What needs to be done » Output the records, every one, exactly as given.
════════════════════
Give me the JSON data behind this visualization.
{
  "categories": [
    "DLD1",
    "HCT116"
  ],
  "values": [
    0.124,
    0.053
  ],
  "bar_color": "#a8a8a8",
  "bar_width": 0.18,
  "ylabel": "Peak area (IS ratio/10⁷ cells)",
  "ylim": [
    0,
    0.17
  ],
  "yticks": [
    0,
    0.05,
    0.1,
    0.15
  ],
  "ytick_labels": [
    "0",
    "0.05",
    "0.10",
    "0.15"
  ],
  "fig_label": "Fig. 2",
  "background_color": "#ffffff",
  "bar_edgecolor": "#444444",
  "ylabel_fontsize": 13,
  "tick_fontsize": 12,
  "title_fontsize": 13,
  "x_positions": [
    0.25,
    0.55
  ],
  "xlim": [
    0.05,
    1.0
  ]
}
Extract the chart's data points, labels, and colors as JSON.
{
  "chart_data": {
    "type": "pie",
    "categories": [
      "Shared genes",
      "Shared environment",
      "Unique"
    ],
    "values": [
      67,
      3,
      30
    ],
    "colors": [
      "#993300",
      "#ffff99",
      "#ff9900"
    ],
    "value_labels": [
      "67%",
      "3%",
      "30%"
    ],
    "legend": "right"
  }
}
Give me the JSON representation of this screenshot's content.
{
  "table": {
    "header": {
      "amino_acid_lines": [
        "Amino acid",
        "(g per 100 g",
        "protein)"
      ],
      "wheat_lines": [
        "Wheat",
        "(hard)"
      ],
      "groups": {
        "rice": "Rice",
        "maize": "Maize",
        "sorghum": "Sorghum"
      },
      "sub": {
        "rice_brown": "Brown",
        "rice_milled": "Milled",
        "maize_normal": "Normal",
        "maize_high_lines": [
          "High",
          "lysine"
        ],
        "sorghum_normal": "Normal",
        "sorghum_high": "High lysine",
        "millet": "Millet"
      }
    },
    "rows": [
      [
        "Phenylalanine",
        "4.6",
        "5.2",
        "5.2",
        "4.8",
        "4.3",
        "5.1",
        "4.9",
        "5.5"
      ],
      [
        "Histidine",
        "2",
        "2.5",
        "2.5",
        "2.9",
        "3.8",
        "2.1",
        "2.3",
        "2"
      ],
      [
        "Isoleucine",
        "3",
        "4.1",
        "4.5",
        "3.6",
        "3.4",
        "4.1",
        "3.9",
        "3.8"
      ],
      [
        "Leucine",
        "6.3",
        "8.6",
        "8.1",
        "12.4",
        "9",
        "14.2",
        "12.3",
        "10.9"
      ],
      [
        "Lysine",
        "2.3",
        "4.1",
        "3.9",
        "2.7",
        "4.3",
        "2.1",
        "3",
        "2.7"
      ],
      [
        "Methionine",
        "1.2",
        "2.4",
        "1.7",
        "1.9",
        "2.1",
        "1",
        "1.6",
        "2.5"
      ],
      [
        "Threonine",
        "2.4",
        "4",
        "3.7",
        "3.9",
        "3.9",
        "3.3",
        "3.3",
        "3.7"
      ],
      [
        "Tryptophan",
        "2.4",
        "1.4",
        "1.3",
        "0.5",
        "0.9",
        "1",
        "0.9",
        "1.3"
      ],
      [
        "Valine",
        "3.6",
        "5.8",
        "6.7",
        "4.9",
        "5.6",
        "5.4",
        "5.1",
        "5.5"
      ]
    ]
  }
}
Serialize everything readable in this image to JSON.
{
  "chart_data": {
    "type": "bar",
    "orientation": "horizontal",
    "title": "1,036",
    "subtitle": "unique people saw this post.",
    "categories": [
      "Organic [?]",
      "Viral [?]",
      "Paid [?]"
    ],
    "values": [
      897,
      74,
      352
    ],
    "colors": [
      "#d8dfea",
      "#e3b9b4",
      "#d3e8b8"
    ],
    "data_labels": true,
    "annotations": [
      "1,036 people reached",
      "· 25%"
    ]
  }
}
════════════════════
Task solution »
Give me the JSON data behind this visualization.
{
  "categories": [
    "DLD1",
    "HCT116"
  ],
  "values": [
    0.124,
    0.053
  ],
  "bar_color": "#a8a8a8",
  "bar_width": 0.18,
  "ylabel": "Peak area (IS ratio/10⁷ cells)",
  "ylim": [
    0,
    0.17
  ],
  "yticks": [
    0,
    0.05,
    0.1,
    0.15
  ],
  "ytick_labels": [
    "0",
    "0.05",
    "0.10",
    "0.15"
  ],
  "fig_label": "Fig. 2",
  "background_color": "#ffffff",
  "bar_edgecolor": "#444444",
  "ylabel_fontsize": 13,
  "tick_fontsize": 12,
  "title_fontsize": 13,
  "x_positions": [
    0.25,
    0.55
  ],
  "xlim": [
    0.05,
    1.0
  ]
}
Extract the chart's data points, labels, and colors as JSON.
{
  "chart_data": {
    "type": "pie",
    "categories": [
      "Shared genes",
      "Shared environment",
      "Unique"
    ],
    "values": [
      67,
      3,
      30
    ],
    "colors": [
      "#993300",
      "#ffff99",
      "#ff9900"
    ],
    "value_labels": [
      "67%",
      "3%",
      "30%"
    ],
    "legend": "right"
  }
}
Give me the JSON representation of this screenshot's content.
{
  "table": {
    "header": {
      "amino_acid_lines": [
        "Amino acid",
        "(g per 100 g",
        "protein)"
      ],
      "wheat_lines": [
        "Wheat",
        "(hard)"
      ],
      "groups": {
        "rice": "Rice",
        "maize": "Maize",
        "sorghum": "Sorghum"
      },
      "sub": {
        "rice_brown": "Brown",
        "rice_milled": "Milled",
        "maize_normal": "Normal",
        "maize_high_lines": [
          "High",
          "lysine"
        ],
        "sorghum_normal": "Normal",
        "sorghum_high": "High lysine",
        "millet": "Millet"
      }
    },
    "rows": [
      [
        "Phenylalanine",
        "4.6",
        "5.2",
        "5.2",
        "4.8",
        "4.3",
        "5.1",
        "4.9",
        "5.5"
      ],
      [
        "Histidine",
        "2",
        "2.5",
        "2.5",
        "2.9",
        "3.8",
        "2.1",
        "2.3",
        "2"
      ],
      [
        "Isoleucine",
        "3",
        "4.1",
        "4.5",
        "3.6",
        "3.4",
        "4.1",
        "3.9",
        "3.8"
      ],
      [
        "Leucine",
        "6.3",
        "8.6",
        "8.1",
        "12.4",
        "9",
        "14.2",
        "12.3",
        "10.9"
      ],
      [
        "Lysine",
        "2.3",
        "4.1",
        "3.9",
        "2.7",
        "4.3",
        "2.1",
        "3",
        "2.7"
      ],
      [
        "Methionine",
        "1.2",
        "2.4",
        "1.7",
        "1.9",
        "2.1",
        "1",
        "1.6",
        "2.5"
      ],
      [
        "Threonine",
        "2.4",
        "4",
        "3.7",
        "3.9",
        "3.9",
        "3.3",
        "3.3",
        "3.7"
      ],
      [
        "Tryptophan",
        "2.4",
        "1.4",
        "1.3",
        "0.5",
        "0.9",
        "1",
        "0.9",
        "1.3"
      ],
      [
        "Valine",
        "3.6",
        "5.8",
        "6.7",
        "4.9",
        "5.6",
        "5.4",
        "5.1",
        "5.5"
      ]
    ]
  }
}
Serialize everything readable in this image to JSON.
{
  "chart_data": {
    "type": "bar",
    "orientation": "horizontal",
    "title": "1,036",
    "subtitle": "unique people saw this post.",
    "categories": [
      "Organic [?]",
      "Viral [?]",
      "Paid [?]"
    ],
    "values": [
      897,
      74,
      352
    ],
    "colors": [
      "#d8dfea",
      "#e3b9b4",
      "#d3e8b8"
    ],
    "data_labels": true,
    "annotations": [
      "1,036 people reached",
      "· 25%"
    ]
  }
}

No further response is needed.